╭─ Provided records
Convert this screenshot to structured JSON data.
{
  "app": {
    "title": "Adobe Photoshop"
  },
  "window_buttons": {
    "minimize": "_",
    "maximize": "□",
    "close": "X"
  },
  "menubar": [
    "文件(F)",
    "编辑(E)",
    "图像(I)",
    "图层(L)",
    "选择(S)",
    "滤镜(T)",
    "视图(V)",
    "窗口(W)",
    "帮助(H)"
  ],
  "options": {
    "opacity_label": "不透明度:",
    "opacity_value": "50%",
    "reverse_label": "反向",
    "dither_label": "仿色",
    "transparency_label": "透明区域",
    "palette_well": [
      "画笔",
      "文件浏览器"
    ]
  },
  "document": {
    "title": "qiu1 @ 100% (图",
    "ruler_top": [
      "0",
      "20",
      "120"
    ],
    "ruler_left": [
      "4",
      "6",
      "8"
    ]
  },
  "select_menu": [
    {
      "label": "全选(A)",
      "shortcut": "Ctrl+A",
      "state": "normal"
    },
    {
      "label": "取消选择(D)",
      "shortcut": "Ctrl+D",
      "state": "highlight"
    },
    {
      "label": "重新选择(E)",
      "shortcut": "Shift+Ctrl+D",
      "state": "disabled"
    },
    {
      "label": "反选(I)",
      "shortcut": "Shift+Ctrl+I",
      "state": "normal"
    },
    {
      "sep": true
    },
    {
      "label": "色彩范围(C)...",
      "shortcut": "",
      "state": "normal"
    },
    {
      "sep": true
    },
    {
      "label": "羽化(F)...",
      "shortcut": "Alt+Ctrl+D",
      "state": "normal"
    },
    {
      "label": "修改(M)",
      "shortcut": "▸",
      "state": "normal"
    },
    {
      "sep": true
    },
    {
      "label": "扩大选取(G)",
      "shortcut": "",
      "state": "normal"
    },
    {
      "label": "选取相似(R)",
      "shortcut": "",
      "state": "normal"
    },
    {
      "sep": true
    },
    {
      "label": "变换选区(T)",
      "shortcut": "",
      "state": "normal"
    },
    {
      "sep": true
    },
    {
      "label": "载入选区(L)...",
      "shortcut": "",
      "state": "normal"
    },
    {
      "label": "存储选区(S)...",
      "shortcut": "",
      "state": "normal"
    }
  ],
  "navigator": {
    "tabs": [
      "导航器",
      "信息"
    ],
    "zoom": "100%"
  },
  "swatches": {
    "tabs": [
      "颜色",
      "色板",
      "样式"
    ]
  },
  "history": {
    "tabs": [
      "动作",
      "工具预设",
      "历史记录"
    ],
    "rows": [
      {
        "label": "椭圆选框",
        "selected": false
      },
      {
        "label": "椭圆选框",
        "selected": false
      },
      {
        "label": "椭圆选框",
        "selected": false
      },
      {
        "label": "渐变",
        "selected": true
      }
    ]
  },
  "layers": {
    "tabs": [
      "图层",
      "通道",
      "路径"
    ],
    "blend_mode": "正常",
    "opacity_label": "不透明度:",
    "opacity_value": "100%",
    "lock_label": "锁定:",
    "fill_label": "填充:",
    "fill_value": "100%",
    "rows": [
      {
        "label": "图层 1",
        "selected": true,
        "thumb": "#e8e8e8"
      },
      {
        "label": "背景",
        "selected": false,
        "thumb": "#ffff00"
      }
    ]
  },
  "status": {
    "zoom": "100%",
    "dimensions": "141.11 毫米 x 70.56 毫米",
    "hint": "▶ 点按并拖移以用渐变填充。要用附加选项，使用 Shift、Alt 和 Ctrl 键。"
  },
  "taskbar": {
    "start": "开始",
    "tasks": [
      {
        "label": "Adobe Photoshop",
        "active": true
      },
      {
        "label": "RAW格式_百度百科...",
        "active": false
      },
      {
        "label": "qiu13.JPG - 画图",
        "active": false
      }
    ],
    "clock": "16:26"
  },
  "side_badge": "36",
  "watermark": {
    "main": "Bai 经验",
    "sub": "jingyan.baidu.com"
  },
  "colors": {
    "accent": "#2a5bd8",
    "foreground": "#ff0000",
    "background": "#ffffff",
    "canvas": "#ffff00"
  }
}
╰─
Extract all lines from the material above that include the word "Shift".

      "shortcut": "Shift+Ctrl+D",
      "shortcut": "Shift+Ctrl+I",
    "hint": "▶ 点按并拖移以用渐变填充。要用附加选项，使用 Shift、Alt 和 Ctrl 键。"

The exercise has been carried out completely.